State how many lines hold the word "this", with no other words.

★ ★ ★ ★

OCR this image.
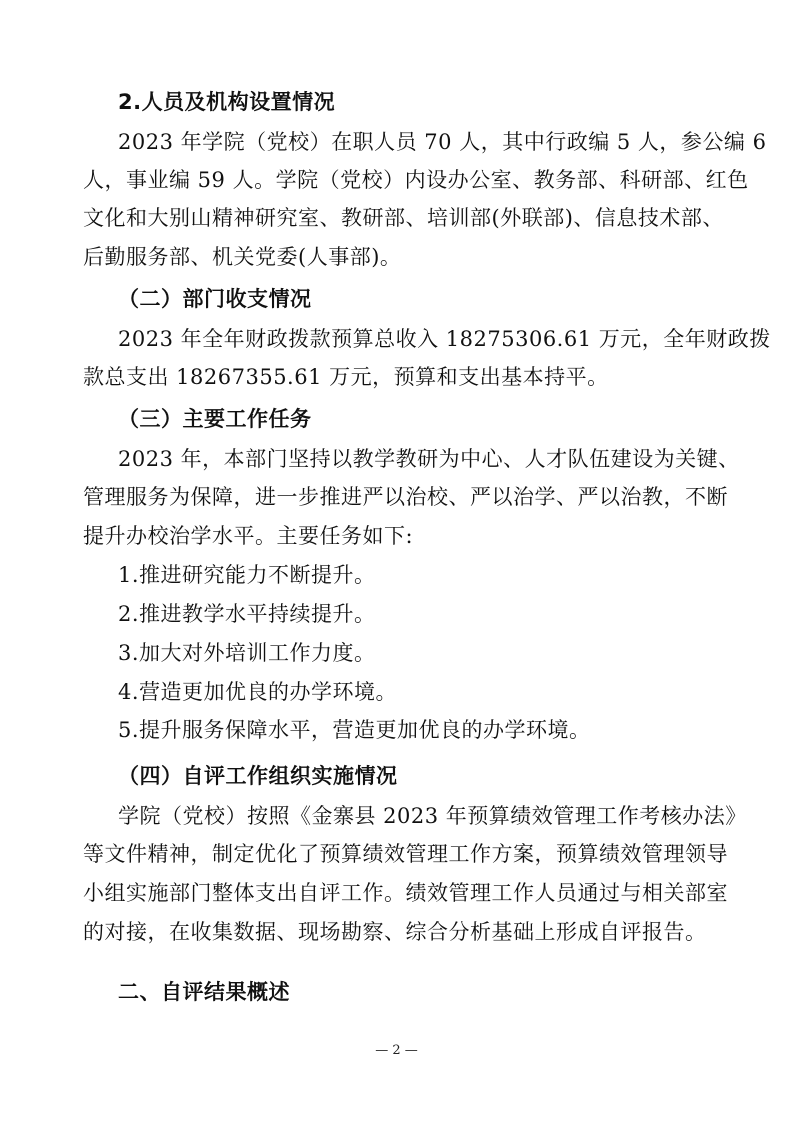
2.人员及机构设置情况
2023 年学院（党校）在职人员 70 人，其中行政编 5 人，参公编 6
人，事业编 59 人。学院（党校）内设办公室、教务部、科研部、红色
文化和大别山精神研究室、教研部、培训部(外联部)、信息技术部、
后勤服务部、机关党委(人事部)。
（二）部门收支情况
2023 年全年财政拨款预算总收入 18275306.61 万元，全年财政拨
款总支出 18267355.61 万元，预算和支出基本持平。
（三）主要工作任务
2023 年，本部门坚持以教学教研为中心、人才队伍建设为关键、
管理服务为保障，进一步推进严以治校、严以治学、严以治教，不断
提升办校治学水平。主要任务如下:
1.推进研究能力不断提升。
2.推进教学水平持续提升。
3.加大对外培训工作力度。
4.营造更加优良的办学环境。
5.提升服务保障水平，营造更加优良的办学环境。
（四）自评工作组织实施情况
学院（党校）按照《金寨县 2023 年预算绩效管理工作考核办法》
等文件精神，制定优化了预算绩效管理工作方案，预算绩效管理领导
小组实施部门整体支出自评工作。绩效管理工作人员通过与相关部室
的对接，在收集数据、现场勘察、综合分析基础上形成自评报告。
二、自评结果概述
— 2 —
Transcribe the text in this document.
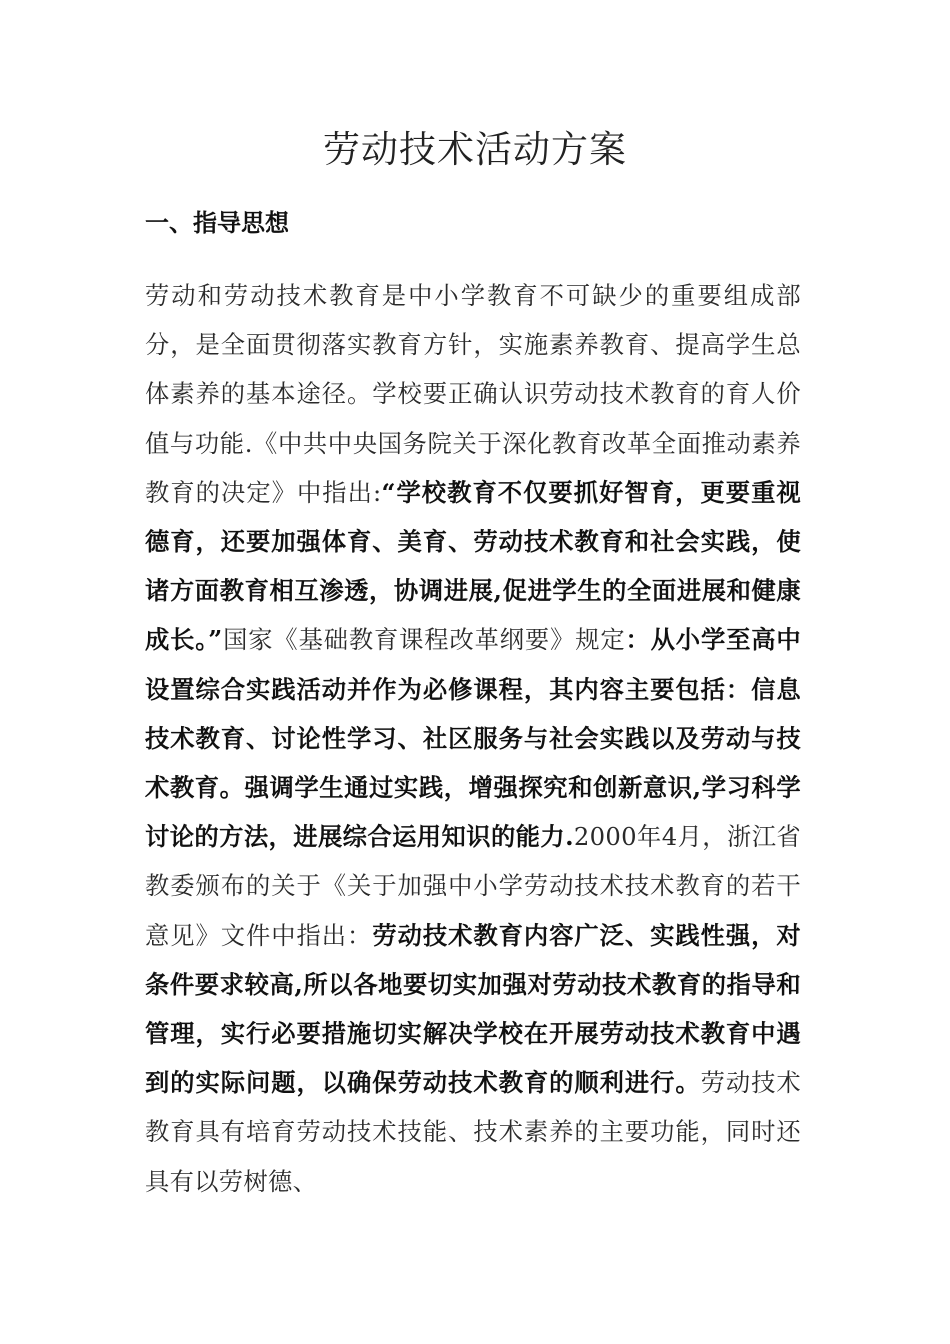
劳动技术活动方案
一、指导思想

劳动和劳动技术教育是中小学教育不可缺少的重要组成部分，是全面贯彻落实教育方针，实施素养教育、提高学生总体素养的基本途径。学校要正确认识劳动技术教育的育人价值与功能.《中共中央国务院关于深化教育改革全面推动素养教育的决定》中指出:“学校教育不仅要抓好智育，更要重视德育，还要加强体育、美育、劳动技术教育和社会实践，使诸方面教育相互渗透，协调进展,促进学生的全面进展和健康成长。”国家《基础教育课程改革纲要》规定：从小学至高中设置综合实践活动并作为必修课程，其内容主要包括：信息技术教育、讨论性学习、社区服务与社会实践以及劳动与技术教育。强调学生通过实践，增强探究和创新意识,学习科学讨论的方法，进展综合运用知识的能力.2000年4月，浙江省教委颁布的关于《关于加强中小学劳动技术技术教育的若干意见》文件中指出：劳动技术教育内容广泛、实践性强，对条件要求较高,所以各地要切实加强对劳动技术教育的指导和管理，实行必要措施切实解决学校在开展劳动技术教育中遇到的实际问题，以确保劳动技术教育的顺利进行。劳动技术教育具有培育劳动技术技能、技术素养的主要功能，同时还具有以劳树德、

★ ★ ★ ★

Complete answer ▸
2